Work to do
Reproduce each line bearing the word "deviation".
══════
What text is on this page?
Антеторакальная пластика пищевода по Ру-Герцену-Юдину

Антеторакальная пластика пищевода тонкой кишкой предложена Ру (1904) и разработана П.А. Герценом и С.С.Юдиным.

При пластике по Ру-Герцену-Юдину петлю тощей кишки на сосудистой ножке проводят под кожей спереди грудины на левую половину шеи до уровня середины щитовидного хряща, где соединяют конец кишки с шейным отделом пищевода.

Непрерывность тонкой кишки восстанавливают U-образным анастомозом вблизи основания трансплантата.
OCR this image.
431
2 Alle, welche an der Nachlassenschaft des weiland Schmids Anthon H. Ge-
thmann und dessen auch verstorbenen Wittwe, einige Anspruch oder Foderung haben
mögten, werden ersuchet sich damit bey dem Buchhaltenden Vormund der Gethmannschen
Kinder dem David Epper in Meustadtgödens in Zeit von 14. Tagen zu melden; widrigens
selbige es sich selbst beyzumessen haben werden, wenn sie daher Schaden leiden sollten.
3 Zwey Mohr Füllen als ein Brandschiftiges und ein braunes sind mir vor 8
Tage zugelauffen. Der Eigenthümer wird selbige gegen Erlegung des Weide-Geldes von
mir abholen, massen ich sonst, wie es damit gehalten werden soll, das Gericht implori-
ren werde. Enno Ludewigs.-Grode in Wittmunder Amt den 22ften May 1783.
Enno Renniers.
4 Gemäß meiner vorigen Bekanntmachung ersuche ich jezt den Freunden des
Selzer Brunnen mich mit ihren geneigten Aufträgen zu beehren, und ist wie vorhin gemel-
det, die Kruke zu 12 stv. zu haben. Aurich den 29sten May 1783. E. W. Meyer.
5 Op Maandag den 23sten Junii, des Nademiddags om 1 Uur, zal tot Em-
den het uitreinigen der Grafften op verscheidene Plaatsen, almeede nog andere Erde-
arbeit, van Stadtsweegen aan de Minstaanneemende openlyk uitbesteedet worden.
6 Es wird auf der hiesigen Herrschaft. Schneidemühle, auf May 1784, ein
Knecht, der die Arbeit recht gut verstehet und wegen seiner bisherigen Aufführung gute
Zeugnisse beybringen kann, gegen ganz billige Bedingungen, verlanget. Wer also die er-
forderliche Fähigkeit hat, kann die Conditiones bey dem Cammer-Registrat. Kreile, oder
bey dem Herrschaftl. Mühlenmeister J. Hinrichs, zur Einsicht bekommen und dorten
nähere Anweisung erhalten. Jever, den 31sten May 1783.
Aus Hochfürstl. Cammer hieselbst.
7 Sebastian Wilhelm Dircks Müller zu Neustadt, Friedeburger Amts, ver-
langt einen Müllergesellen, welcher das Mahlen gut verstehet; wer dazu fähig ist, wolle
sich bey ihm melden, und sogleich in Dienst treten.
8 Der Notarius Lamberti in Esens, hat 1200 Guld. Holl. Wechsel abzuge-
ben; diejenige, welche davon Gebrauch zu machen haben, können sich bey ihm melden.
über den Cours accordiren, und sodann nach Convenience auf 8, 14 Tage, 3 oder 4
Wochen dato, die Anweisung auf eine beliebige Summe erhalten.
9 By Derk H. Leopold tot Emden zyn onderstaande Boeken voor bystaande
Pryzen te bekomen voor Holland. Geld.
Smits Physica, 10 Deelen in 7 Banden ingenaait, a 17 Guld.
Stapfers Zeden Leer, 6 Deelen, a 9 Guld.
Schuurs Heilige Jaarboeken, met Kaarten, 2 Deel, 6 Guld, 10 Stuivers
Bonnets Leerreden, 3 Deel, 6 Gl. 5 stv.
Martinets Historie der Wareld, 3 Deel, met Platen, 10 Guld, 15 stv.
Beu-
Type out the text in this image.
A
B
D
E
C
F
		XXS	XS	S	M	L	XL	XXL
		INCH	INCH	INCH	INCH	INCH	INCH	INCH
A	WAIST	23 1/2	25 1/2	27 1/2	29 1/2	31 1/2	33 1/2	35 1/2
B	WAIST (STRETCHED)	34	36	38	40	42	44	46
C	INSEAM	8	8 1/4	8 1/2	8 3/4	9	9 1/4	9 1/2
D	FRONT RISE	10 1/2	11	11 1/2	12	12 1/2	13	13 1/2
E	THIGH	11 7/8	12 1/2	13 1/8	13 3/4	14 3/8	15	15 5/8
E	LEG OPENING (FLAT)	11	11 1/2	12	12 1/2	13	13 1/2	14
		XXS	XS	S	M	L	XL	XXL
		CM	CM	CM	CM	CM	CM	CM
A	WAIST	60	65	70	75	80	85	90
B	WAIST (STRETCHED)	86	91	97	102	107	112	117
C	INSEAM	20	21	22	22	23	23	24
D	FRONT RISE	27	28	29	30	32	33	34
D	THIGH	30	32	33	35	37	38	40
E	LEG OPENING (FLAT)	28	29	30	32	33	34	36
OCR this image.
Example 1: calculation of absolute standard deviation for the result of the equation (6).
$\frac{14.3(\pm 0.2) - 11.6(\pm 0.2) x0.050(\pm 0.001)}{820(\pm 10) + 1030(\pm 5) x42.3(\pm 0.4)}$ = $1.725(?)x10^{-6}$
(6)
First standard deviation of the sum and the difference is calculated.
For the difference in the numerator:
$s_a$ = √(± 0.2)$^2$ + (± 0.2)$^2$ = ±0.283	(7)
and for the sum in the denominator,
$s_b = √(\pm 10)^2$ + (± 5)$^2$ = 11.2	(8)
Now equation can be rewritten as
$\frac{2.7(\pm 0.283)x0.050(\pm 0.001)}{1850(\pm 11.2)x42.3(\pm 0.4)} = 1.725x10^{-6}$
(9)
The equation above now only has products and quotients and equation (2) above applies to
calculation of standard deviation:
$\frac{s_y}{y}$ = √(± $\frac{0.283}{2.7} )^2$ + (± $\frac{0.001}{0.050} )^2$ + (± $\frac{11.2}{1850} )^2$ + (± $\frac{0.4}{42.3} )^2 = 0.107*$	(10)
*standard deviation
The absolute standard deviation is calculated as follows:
══════
Answer to the task
Example 1: calculation of absolute standard deviation for the result of the equation (6).
First standard deviation of the sum and the difference is calculated.
calculation of standard deviation:
*standard deviation
The absolute standard deviation is calculated as follows:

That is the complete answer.